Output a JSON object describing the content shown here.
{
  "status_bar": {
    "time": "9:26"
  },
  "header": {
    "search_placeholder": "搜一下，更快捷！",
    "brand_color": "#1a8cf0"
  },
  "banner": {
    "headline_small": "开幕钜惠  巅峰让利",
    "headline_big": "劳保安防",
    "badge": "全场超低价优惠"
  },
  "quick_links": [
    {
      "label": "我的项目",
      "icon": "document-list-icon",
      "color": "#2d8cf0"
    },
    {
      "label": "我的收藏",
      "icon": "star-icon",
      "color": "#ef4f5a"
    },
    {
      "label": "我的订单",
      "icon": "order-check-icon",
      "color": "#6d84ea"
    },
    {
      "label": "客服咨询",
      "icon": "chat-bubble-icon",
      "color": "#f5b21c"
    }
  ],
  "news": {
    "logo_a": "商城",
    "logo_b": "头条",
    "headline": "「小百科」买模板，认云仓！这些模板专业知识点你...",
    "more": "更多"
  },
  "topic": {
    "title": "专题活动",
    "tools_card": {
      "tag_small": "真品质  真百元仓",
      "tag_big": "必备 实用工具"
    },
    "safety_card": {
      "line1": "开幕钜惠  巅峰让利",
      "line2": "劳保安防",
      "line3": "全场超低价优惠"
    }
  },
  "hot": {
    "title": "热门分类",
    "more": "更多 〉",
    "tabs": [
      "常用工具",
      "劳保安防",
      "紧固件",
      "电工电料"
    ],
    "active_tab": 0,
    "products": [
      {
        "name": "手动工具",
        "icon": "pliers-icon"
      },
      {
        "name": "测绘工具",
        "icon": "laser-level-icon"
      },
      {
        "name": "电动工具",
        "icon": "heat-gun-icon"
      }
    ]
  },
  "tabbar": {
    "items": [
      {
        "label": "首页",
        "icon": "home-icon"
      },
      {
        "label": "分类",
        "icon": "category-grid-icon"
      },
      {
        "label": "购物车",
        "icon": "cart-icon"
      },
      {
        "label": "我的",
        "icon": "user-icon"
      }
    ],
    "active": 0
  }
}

⁂

Every record above must be duplicated exactly.

Output a JSON object describing the content shown here.
{
  "status_bar": {
    "time": "9:26"
  },
  "header": {
    "search_placeholder": "搜一下，更快捷！",
    "brand_color": "#1a8cf0"
  },
  "banner": {
    "headline_small": "开幕钜惠  巅峰让利",
    "headline_big": "劳保安防",
    "badge": "全场超低价优惠"
  },
  "quick_links": [
    {
      "label": "我的项目",
      "icon": "document-list-icon",
      "color": "#2d8cf0"
    },
    {
      "label": "我的收藏",
      "icon": "star-icon",
      "color": "#ef4f5a"
    },
    {
      "label": "我的订单",
      "icon": "order-check-icon",
      "color": "#6d84ea"
    },
    {
      "label": "客服咨询",
      "icon": "chat-bubble-icon",
      "color": "#f5b21c"
    }
  ],
  "news": {
    "logo_a": "商城",
    "logo_b": "头条",
    "headline": "「小百科」买模板，认云仓！这些模板专业知识点你...",
    "more": "更多"
  },
  "topic": {
    "title": "专题活动",
    "tools_card": {
      "tag_small": "真品质  真百元仓",
      "tag_big": "必备 实用工具"
    },
    "safety_card": {
      "line1": "开幕钜惠  巅峰让利",
      "line2": "劳保安防",
      "line3": "全场超低价优惠"
    }
  },
  "hot": {
    "title": "热门分类",
    "more": "更多 〉",
    "tabs": [
      "常用工具",
      "劳保安防",
      "紧固件",
      "电工电料"
    ],
    "active_tab": 0,
    "products": [
      {
        "name": "手动工具",
        "icon": "pliers-icon"
      },
      {
        "name": "测绘工具",
        "icon": "laser-level-icon"
      },
      {
        "name": "电动工具",
        "icon": "heat-gun-icon"
      }
    ]
  },
  "tabbar": {
    "items": [
      {
        "label": "首页",
        "icon": "home-icon"
      },
      {
        "label": "分类",
        "icon": "category-grid-icon"
      },
      {
        "label": "购物车",
        "icon": "cart-icon"
      },
      {
        "label": "我的",
        "icon": "user-icon"
      }
    ],
    "active": 0
  }
}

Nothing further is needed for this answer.